_Task brief:_
Check each line of the listing, and copy it if it contains the word "adalah".

_Records excerpted from a collection:_
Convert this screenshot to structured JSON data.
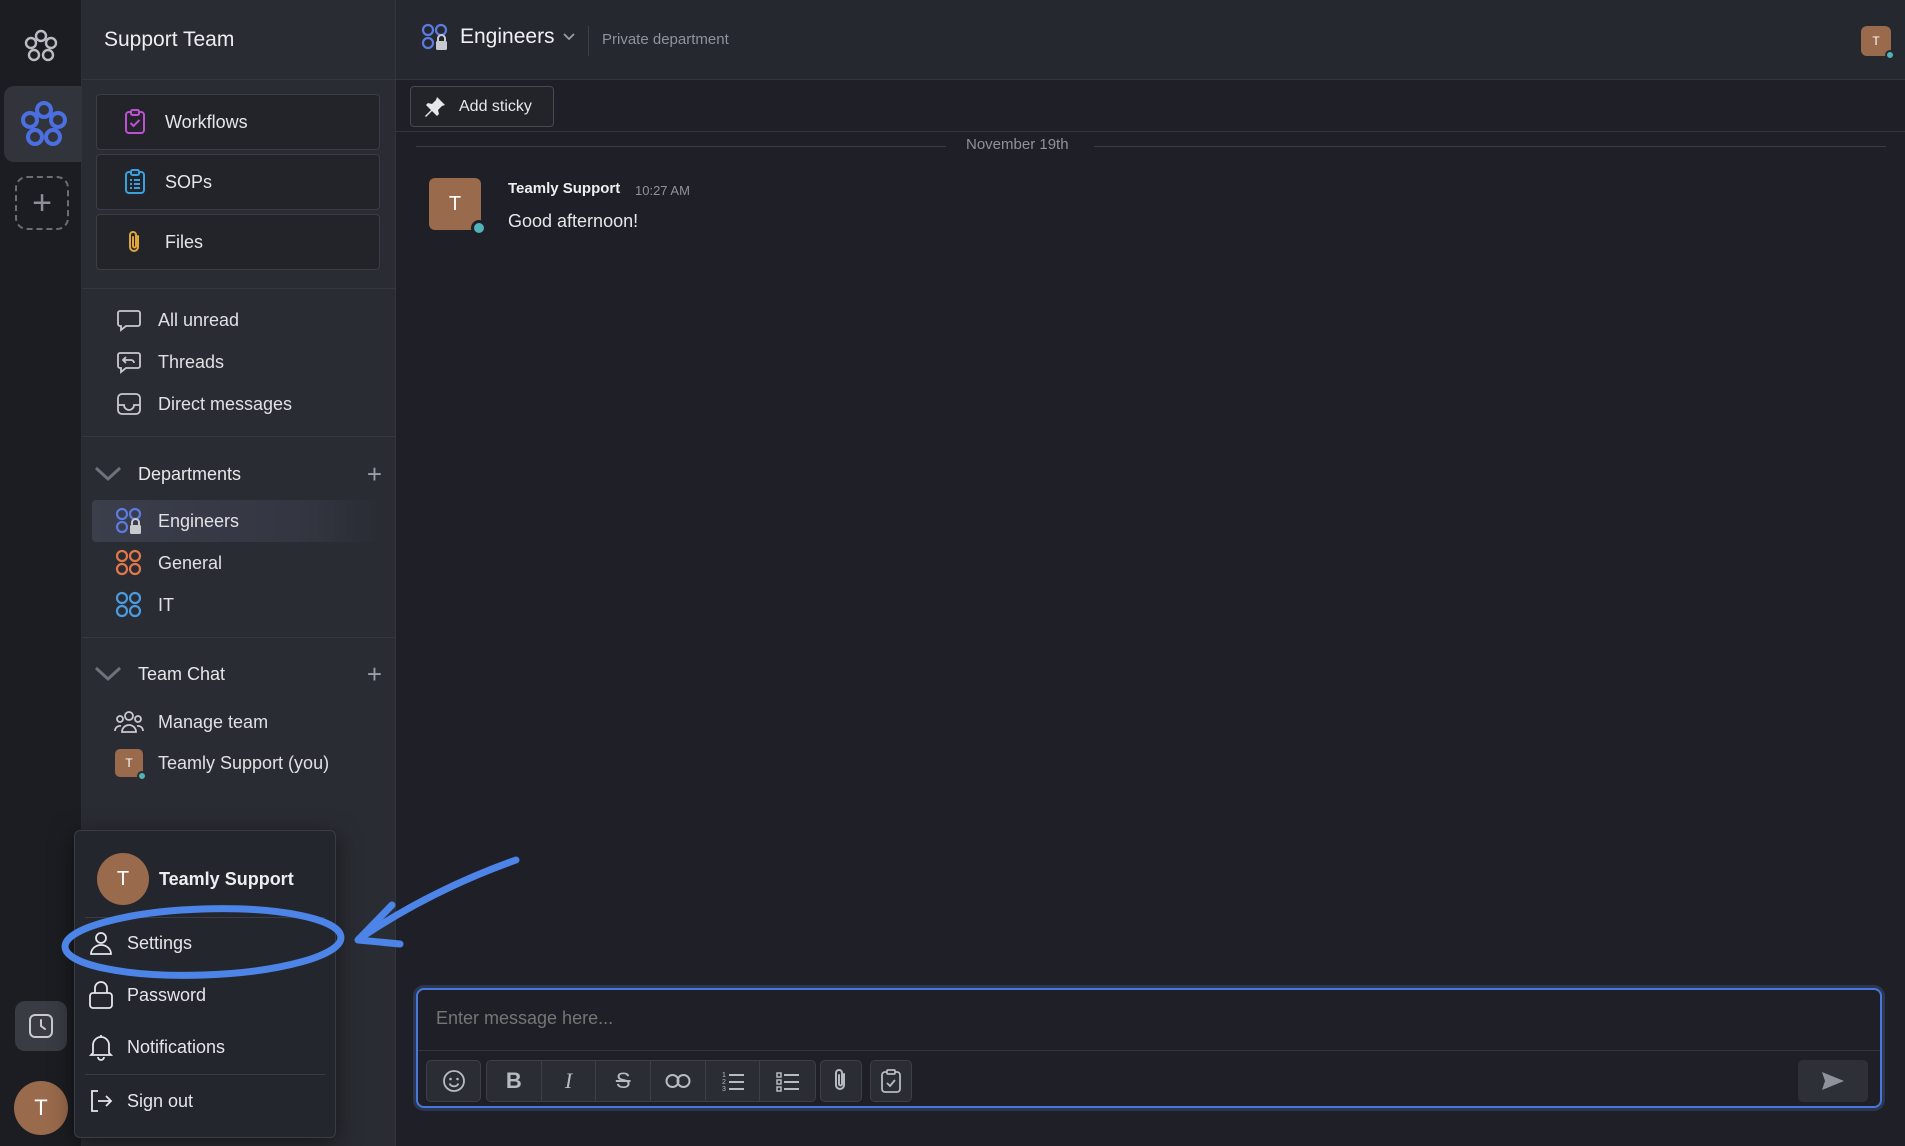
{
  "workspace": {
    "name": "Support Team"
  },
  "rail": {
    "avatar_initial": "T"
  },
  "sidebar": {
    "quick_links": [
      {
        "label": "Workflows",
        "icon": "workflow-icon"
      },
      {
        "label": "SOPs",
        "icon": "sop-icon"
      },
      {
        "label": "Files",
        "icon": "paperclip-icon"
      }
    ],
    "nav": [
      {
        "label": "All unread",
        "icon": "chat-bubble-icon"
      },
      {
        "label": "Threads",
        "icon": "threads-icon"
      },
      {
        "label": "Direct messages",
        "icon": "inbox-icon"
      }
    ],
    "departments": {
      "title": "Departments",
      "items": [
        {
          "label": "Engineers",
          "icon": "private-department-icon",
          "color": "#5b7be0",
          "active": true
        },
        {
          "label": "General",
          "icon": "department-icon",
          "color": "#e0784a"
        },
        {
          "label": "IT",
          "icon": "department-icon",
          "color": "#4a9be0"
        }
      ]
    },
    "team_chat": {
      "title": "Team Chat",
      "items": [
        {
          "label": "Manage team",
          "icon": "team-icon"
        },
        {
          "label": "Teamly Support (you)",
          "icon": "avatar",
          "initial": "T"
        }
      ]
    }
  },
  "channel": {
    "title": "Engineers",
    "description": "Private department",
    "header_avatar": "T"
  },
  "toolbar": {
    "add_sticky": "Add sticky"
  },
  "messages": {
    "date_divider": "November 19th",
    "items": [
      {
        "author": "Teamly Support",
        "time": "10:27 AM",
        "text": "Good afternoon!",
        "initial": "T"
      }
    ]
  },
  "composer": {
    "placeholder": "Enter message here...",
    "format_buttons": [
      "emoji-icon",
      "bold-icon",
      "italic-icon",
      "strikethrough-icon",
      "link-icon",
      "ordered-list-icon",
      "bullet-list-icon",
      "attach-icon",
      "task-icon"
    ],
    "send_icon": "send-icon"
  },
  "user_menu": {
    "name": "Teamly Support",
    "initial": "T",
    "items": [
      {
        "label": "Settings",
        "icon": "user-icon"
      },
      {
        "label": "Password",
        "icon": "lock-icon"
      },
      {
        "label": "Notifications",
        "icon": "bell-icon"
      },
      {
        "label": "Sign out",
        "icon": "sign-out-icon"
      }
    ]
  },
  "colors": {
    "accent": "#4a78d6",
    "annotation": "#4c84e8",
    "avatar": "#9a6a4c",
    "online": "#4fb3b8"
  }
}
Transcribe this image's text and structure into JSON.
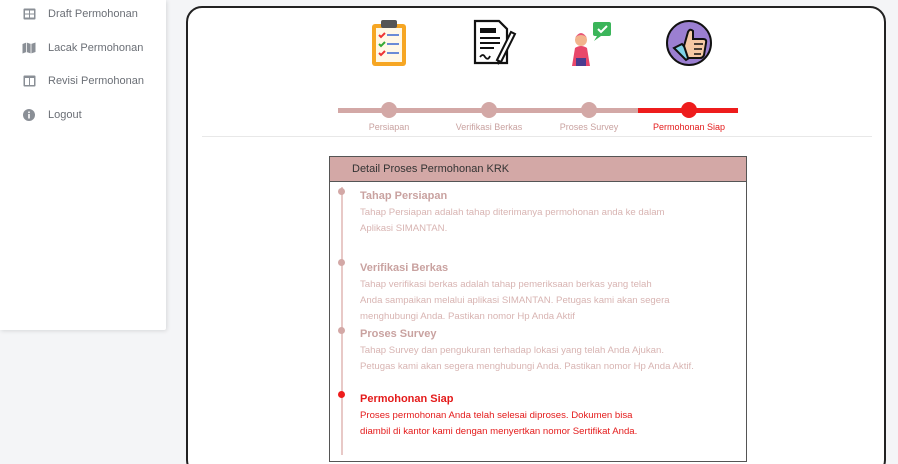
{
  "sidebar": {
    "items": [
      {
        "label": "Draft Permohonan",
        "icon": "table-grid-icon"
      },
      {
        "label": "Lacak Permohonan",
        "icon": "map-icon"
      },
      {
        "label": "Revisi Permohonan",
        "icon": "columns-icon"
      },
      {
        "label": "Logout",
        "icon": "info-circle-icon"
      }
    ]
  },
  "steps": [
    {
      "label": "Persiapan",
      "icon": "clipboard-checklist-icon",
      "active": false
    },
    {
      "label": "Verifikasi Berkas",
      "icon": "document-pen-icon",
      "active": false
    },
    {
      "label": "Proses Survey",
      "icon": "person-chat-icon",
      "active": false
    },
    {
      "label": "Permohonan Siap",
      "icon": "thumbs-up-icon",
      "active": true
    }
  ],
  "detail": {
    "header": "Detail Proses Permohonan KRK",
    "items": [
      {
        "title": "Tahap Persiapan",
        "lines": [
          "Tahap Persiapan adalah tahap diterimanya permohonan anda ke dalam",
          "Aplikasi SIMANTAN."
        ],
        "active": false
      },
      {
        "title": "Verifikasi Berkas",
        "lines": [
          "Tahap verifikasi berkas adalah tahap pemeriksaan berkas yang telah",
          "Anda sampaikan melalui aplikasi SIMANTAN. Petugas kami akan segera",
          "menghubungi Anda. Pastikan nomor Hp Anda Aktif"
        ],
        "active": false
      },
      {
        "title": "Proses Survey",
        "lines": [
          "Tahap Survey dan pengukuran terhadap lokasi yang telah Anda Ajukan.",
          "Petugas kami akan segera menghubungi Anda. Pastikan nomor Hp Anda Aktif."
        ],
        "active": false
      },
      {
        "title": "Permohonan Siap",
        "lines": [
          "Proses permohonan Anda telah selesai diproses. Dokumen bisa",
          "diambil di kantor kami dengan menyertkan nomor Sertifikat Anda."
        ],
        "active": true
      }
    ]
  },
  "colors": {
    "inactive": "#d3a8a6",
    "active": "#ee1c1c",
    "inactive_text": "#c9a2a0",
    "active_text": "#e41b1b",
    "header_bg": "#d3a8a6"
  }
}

_Answer to this task:_
          "Tahap Persiapan adalah tahap diterimanya permohonan anda ke dalam",
          "Tahap verifikasi berkas adalah tahap pemeriksaan berkas yang telah",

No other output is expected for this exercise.